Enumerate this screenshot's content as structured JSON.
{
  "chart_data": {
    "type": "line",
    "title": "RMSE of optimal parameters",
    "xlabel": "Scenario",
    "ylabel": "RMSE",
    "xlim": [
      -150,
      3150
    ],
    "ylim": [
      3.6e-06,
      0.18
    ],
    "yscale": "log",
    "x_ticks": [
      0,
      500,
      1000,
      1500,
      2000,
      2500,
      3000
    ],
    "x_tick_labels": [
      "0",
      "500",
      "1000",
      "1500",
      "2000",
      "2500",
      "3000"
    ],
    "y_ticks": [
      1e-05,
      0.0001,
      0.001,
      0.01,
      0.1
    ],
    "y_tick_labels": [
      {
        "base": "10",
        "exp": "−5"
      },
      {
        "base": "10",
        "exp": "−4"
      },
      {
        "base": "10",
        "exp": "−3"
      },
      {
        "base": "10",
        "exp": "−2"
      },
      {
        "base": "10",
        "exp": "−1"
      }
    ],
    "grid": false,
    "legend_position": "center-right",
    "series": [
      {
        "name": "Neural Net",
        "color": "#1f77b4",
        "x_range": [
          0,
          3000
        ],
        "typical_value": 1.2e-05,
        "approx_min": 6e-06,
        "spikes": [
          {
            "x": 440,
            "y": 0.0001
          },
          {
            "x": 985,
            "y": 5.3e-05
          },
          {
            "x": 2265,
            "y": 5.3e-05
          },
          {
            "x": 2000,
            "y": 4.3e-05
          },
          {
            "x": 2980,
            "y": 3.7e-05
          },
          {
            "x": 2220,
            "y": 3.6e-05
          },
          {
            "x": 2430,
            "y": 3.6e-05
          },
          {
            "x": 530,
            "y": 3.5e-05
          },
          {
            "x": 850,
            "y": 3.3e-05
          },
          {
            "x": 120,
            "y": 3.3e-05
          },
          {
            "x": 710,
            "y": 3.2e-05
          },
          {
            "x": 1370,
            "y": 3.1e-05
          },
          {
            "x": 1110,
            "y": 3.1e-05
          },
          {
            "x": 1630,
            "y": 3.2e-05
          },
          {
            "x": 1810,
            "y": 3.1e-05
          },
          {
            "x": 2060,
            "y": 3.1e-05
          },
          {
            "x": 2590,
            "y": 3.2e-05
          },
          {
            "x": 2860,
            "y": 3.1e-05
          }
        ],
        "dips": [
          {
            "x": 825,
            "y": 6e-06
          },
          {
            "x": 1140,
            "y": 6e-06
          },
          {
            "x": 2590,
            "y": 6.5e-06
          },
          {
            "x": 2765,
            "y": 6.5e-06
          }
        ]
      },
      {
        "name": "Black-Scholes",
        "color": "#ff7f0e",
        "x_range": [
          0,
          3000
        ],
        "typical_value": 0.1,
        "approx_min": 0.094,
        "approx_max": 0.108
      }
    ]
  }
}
____________________
(WHAT TO DO) Recopy the whole listing exactly.

(EXERCISE SOLUTION)
Enumerate this screenshot's content as structured JSON.
{
  "chart_data": {
    "type": "line",
    "title": "RMSE of optimal parameters",
    "xlabel": "Scenario",
    "ylabel": "RMSE",
    "xlim": [
      -150,
      3150
    ],
    "ylim": [
      3.6e-06,
      0.18
    ],
    "yscale": "log",
    "x_ticks": [
      0,
      500,
      1000,
      1500,
      2000,
      2500,
      3000
    ],
    "x_tick_labels": [
      "0",
      "500",
      "1000",
      "1500",
      "2000",
      "2500",
      "3000"
    ],
    "y_ticks": [
      1e-05,
      0.0001,
      0.001,
      0.01,
      0.1
    ],
    "y_tick_labels": [
      {
        "base": "10",
        "exp": "−5"
      },
      {
        "base": "10",
        "exp": "−4"
      },
      {
        "base": "10",
        "exp": "−3"
      },
      {
        "base": "10",
        "exp": "−2"
      },
      {
        "base": "10",
        "exp": "−1"
      }
    ],
    "grid": false,
    "legend_position": "center-right",
    "series": [
      {
        "name": "Neural Net",
        "color": "#1f77b4",
        "x_range": [
          0,
          3000
        ],
        "typical_value": 1.2e-05,
        "approx_min": 6e-06,
        "spikes": [
          {
            "x": 440,
            "y": 0.0001
          },
          {
            "x": 985,
            "y": 5.3e-05
          },
          {
            "x": 2265,
            "y": 5.3e-05
          },
          {
            "x": 2000,
            "y": 4.3e-05
          },
          {
            "x": 2980,
            "y": 3.7e-05
          },
          {
            "x": 2220,
            "y": 3.6e-05
          },
          {
            "x": 2430,
            "y": 3.6e-05
          },
          {
            "x": 530,
            "y": 3.5e-05
          },
          {
            "x": 850,
            "y": 3.3e-05
          },
          {
            "x": 120,
            "y": 3.3e-05
          },
          {
            "x": 710,
            "y": 3.2e-05
          },
          {
            "x": 1370,
            "y": 3.1e-05
          },
          {
            "x": 1110,
            "y": 3.1e-05
          },
          {
            "x": 1630,
            "y": 3.2e-05
          },
          {
            "x": 1810,
            "y": 3.1e-05
          },
          {
            "x": 2060,
            "y": 3.1e-05
          },
          {
            "x": 2590,
            "y": 3.2e-05
          },
          {
            "x": 2860,
            "y": 3.1e-05
          }
        ],
        "dips": [
          {
            "x": 825,
            "y": 6e-06
          },
          {
            "x": 1140,
            "y": 6e-06
          },
          {
            "x": 2590,
            "y": 6.5e-06
          },
          {
            "x": 2765,
            "y": 6.5e-06
          }
        ]
      },
      {
        "name": "Black-Scholes",
        "color": "#ff7f0e",
        "x_range": [
          0,
          3000
        ],
        "typical_value": 0.1,
        "approx_min": 0.094,
        "approx_max": 0.108
      }
    ]
  }
}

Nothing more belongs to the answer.